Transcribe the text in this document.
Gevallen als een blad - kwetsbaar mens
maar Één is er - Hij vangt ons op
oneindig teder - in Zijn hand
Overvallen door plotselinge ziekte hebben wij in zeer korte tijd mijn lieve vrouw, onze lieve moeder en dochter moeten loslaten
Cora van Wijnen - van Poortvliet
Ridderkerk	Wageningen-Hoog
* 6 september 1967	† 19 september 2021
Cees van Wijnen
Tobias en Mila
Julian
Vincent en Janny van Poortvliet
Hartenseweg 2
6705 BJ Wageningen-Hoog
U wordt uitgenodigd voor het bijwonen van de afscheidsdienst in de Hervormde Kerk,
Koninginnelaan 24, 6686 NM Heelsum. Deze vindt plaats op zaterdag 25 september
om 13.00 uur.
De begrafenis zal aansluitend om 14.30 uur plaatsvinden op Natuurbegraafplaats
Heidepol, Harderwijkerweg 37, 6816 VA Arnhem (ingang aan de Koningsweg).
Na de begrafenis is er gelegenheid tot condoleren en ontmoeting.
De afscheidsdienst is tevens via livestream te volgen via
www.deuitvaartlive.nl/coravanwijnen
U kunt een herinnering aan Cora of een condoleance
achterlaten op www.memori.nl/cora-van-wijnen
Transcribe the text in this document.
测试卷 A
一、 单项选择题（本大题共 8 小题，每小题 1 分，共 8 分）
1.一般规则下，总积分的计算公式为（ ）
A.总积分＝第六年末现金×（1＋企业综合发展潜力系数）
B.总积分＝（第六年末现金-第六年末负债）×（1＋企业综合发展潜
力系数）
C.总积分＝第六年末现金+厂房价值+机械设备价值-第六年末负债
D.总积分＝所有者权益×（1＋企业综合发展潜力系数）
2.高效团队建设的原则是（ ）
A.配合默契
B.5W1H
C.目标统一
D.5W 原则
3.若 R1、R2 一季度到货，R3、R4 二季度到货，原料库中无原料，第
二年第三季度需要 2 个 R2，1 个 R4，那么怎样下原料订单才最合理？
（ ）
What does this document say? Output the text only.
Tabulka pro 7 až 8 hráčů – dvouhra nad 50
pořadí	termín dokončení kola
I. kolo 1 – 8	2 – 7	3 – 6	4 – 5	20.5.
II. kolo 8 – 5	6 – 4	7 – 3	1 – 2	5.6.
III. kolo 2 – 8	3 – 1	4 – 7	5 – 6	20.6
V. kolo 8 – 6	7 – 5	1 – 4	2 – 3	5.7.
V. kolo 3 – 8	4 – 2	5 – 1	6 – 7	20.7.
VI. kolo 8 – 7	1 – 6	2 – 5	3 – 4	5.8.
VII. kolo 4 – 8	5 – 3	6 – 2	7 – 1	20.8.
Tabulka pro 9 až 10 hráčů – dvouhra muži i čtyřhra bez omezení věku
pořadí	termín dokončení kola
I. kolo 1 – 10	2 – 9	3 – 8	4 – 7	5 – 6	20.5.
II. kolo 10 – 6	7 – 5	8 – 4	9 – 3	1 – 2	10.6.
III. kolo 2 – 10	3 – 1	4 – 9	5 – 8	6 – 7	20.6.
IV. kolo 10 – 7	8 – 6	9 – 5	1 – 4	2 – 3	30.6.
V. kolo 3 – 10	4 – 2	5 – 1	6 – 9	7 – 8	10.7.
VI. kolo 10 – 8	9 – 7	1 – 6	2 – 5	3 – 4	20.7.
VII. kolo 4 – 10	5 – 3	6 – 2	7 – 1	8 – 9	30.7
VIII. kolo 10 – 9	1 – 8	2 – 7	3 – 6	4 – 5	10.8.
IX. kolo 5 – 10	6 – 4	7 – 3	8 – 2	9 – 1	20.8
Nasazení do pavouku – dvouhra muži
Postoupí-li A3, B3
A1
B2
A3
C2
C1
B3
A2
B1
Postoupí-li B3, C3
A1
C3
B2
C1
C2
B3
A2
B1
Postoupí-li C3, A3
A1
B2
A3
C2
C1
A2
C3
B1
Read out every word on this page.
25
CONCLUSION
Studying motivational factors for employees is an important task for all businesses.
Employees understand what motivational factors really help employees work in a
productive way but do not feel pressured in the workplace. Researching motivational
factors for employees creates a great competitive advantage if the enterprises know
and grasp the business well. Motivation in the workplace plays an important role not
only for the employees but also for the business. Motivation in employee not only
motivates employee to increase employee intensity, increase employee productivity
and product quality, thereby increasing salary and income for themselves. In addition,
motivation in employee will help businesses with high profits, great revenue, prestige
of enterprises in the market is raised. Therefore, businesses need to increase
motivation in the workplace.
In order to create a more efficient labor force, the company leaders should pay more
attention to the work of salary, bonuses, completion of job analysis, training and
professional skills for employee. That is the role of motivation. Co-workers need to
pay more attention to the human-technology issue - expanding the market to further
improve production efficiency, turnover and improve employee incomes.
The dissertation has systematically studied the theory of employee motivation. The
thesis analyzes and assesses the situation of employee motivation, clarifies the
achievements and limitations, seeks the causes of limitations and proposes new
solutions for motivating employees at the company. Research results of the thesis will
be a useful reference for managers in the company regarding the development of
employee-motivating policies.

^^^^^^^^

*Aim of the task*:
Search the data for the word "dvouhra" and copy each line where it appears.

*Written solution*:
Tabulka pro 7 až 8 hráčů – dvouhra nad 50
Tabulka pro 9 až 10 hráčů – dvouhra muži i čtyřhra bez omezení věku
Nasazení do pavouku – dvouhra muži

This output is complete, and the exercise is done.